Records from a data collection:
--- Begin ---

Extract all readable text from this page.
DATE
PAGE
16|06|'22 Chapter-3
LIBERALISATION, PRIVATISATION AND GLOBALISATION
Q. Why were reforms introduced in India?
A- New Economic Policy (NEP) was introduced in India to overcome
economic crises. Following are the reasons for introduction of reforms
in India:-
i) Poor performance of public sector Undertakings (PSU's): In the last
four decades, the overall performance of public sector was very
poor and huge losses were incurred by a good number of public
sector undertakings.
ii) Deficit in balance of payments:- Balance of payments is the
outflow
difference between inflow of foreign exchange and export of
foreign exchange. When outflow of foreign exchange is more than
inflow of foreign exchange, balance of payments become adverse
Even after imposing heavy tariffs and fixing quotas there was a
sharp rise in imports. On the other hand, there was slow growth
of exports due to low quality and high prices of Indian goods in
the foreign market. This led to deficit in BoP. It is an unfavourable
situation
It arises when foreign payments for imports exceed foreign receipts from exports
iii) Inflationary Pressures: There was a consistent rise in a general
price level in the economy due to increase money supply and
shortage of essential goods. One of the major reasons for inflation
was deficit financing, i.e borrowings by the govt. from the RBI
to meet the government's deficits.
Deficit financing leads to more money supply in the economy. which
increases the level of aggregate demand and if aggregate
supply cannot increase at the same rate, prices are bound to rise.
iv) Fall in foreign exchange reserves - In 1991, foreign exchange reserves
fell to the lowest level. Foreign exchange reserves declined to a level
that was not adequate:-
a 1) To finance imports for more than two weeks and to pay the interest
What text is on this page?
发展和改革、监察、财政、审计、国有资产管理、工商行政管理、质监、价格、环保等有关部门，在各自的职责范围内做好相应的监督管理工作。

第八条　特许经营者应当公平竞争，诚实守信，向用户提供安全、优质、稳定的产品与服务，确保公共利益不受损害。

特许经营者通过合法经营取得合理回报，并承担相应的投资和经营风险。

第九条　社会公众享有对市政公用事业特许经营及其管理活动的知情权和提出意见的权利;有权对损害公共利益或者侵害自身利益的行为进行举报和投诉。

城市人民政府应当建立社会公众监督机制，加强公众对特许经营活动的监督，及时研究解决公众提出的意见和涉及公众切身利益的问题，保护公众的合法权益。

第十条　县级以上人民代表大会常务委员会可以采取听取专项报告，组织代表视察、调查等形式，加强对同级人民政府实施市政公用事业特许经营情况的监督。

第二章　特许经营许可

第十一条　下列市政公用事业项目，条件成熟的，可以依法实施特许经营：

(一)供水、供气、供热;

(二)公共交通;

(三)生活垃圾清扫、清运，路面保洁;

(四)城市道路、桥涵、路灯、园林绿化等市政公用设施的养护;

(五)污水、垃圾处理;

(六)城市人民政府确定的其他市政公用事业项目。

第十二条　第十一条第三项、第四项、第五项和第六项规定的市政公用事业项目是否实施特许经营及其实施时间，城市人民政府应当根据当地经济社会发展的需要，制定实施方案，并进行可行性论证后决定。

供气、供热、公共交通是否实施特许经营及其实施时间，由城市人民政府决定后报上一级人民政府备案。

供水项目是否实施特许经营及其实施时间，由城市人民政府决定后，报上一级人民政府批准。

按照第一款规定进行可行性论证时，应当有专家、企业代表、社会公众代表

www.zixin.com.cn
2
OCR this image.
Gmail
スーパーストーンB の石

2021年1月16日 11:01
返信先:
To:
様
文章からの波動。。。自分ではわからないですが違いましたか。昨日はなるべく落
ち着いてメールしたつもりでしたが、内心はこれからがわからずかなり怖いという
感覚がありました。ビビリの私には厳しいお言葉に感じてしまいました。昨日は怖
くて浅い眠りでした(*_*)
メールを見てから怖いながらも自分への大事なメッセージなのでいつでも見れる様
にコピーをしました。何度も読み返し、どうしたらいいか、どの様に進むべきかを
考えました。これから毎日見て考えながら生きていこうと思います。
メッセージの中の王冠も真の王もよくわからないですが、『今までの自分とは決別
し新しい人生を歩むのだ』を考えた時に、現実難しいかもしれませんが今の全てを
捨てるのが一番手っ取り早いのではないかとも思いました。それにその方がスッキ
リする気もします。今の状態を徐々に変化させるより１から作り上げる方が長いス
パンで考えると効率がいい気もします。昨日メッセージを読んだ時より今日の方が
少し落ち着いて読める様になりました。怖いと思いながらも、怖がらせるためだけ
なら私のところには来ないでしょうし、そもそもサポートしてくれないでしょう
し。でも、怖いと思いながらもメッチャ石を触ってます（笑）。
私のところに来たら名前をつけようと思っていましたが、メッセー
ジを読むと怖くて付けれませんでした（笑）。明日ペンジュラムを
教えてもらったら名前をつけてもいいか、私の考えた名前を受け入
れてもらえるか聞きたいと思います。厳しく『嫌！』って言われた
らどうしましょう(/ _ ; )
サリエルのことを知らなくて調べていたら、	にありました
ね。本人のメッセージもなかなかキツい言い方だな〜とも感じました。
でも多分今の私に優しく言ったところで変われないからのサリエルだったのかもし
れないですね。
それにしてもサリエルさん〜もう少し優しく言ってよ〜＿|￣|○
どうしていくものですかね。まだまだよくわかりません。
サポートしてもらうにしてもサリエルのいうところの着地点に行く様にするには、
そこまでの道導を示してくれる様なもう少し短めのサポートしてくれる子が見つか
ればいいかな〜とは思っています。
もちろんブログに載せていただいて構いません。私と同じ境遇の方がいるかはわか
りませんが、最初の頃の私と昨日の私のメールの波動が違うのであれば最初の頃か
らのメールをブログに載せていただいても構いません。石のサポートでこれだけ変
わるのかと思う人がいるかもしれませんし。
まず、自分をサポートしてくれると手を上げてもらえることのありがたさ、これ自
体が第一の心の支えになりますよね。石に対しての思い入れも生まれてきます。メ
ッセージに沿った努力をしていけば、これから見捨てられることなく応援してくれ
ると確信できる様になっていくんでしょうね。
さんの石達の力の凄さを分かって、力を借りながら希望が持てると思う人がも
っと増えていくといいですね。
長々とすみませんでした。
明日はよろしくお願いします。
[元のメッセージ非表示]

--- End ---

> Work required: Write the whole listing out again. Keep every line exactly as it is.

> Answer to the task:
Extract all readable text from this page.
DATE
PAGE
16|06|'22 Chapter-3
LIBERALISATION, PRIVATISATION AND GLOBALISATION
Q. Why were reforms introduced in India?
A- New Economic Policy (NEP) was introduced in India to overcome
economic crises. Following are the reasons for introduction of reforms
in India:-
i) Poor performance of public sector Undertakings (PSU's): In the last
four decades, the overall performance of public sector was very
poor and huge losses were incurred by a good number of public
sector undertakings.
ii) Deficit in balance of payments:- Balance of payments is the
outflow
difference between inflow of foreign exchange and export of
foreign exchange. When outflow of foreign exchange is more than
inflow of foreign exchange, balance of payments become adverse
Even after imposing heavy tariffs and fixing quotas there was a
sharp rise in imports. On the other hand, there was slow growth
of exports due to low quality and high prices of Indian goods in
the foreign market. This led to deficit in BoP. It is an unfavourable
situation
It arises when foreign payments for imports exceed foreign receipts from exports
iii) Inflationary Pressures: There was a consistent rise in a general
price level in the economy due to increase money supply and
shortage of essential goods. One of the major reasons for inflation
was deficit financing, i.e borrowings by the govt. from the RBI
to meet the government's deficits.
Deficit financing leads to more money supply in the economy. which
increases the level of aggregate demand and if aggregate
supply cannot increase at the same rate, prices are bound to rise.
iv) Fall in foreign exchange reserves - In 1991, foreign exchange reserves
fell to the lowest level. Foreign exchange reserves declined to a level
that was not adequate:-
a 1) To finance imports for more than two weeks and to pay the interest
What text is on this page?
发展和改革、监察、财政、审计、国有资产管理、工商行政管理、质监、价格、环保等有关部门，在各自的职责范围内做好相应的监督管理工作。

第八条　特许经营者应当公平竞争，诚实守信，向用户提供安全、优质、稳定的产品与服务，确保公共利益不受损害。

特许经营者通过合法经营取得合理回报，并承担相应的投资和经营风险。

第九条　社会公众享有对市政公用事业特许经营及其管理活动的知情权和提出意见的权利;有权对损害公共利益或者侵害自身利益的行为进行举报和投诉。

城市人民政府应当建立社会公众监督机制，加强公众对特许经营活动的监督，及时研究解决公众提出的意见和涉及公众切身利益的问题，保护公众的合法权益。

第十条　县级以上人民代表大会常务委员会可以采取听取专项报告，组织代表视察、调查等形式，加强对同级人民政府实施市政公用事业特许经营情况的监督。

第二章　特许经营许可

第十一条　下列市政公用事业项目，条件成熟的，可以依法实施特许经营：

(一)供水、供气、供热;

(二)公共交通;

(三)生活垃圾清扫、清运，路面保洁;

(四)城市道路、桥涵、路灯、园林绿化等市政公用设施的养护;

(五)污水、垃圾处理;

(六)城市人民政府确定的其他市政公用事业项目。

第十二条　第十一条第三项、第四项、第五项和第六项规定的市政公用事业项目是否实施特许经营及其实施时间，城市人民政府应当根据当地经济社会发展的需要，制定实施方案，并进行可行性论证后决定。

供气、供热、公共交通是否实施特许经营及其实施时间，由城市人民政府决定后报上一级人民政府备案。

供水项目是否实施特许经营及其实施时间，由城市人民政府决定后，报上一级人民政府批准。

按照第一款规定进行可行性论证时，应当有专家、企业代表、社会公众代表

www.zixin.com.cn
2
OCR this image.
Gmail
スーパーストーンB の石

2021年1月16日 11:01
返信先:
To:
様
文章からの波動。。。自分ではわからないですが違いましたか。昨日はなるべく落
ち着いてメールしたつもりでしたが、内心はこれからがわからずかなり怖いという
感覚がありました。ビビリの私には厳しいお言葉に感じてしまいました。昨日は怖
くて浅い眠りでした(*_*)
メールを見てから怖いながらも自分への大事なメッセージなのでいつでも見れる様
にコピーをしました。何度も読み返し、どうしたらいいか、どの様に進むべきかを
考えました。これから毎日見て考えながら生きていこうと思います。
メッセージの中の王冠も真の王もよくわからないですが、『今までの自分とは決別
し新しい人生を歩むのだ』を考えた時に、現実難しいかもしれませんが今の全てを
捨てるのが一番手っ取り早いのではないかとも思いました。それにその方がスッキ
リする気もします。今の状態を徐々に変化させるより１から作り上げる方が長いス
パンで考えると効率がいい気もします。昨日メッセージを読んだ時より今日の方が
少し落ち着いて読める様になりました。怖いと思いながらも、怖がらせるためだけ
なら私のところには来ないでしょうし、そもそもサポートしてくれないでしょう
し。でも、怖いと思いながらもメッチャ石を触ってます（笑）。
私のところに来たら名前をつけようと思っていましたが、メッセー
ジを読むと怖くて付けれませんでした（笑）。明日ペンジュラムを
教えてもらったら名前をつけてもいいか、私の考えた名前を受け入
れてもらえるか聞きたいと思います。厳しく『嫌！』って言われた
らどうしましょう(/ _ ; )
サリエルのことを知らなくて調べていたら、	にありました
ね。本人のメッセージもなかなかキツい言い方だな〜とも感じました。
でも多分今の私に優しく言ったところで変われないからのサリエルだったのかもし
れないですね。
それにしてもサリエルさん〜もう少し優しく言ってよ〜＿|￣|○
どうしていくものですかね。まだまだよくわかりません。
サポートしてもらうにしてもサリエルのいうところの着地点に行く様にするには、
そこまでの道導を示してくれる様なもう少し短めのサポートしてくれる子が見つか
ればいいかな〜とは思っています。
もちろんブログに載せていただいて構いません。私と同じ境遇の方がいるかはわか
りませんが、最初の頃の私と昨日の私のメールの波動が違うのであれば最初の頃か
らのメールをブログに載せていただいても構いません。石のサポートでこれだけ変
わるのかと思う人がいるかもしれませんし。
まず、自分をサポートしてくれると手を上げてもらえることのありがたさ、これ自
体が第一の心の支えになりますよね。石に対しての思い入れも生まれてきます。メ
ッセージに沿った努力をしていけば、これから見捨てられることなく応援してくれ
ると確信できる様になっていくんでしょうね。
さんの石達の力の凄さを分かって、力を借りながら希望が持てると思う人がも
っと増えていくといいですね。
長々とすみませんでした。
明日はよろしくお願いします。
[元のメッセージ非表示]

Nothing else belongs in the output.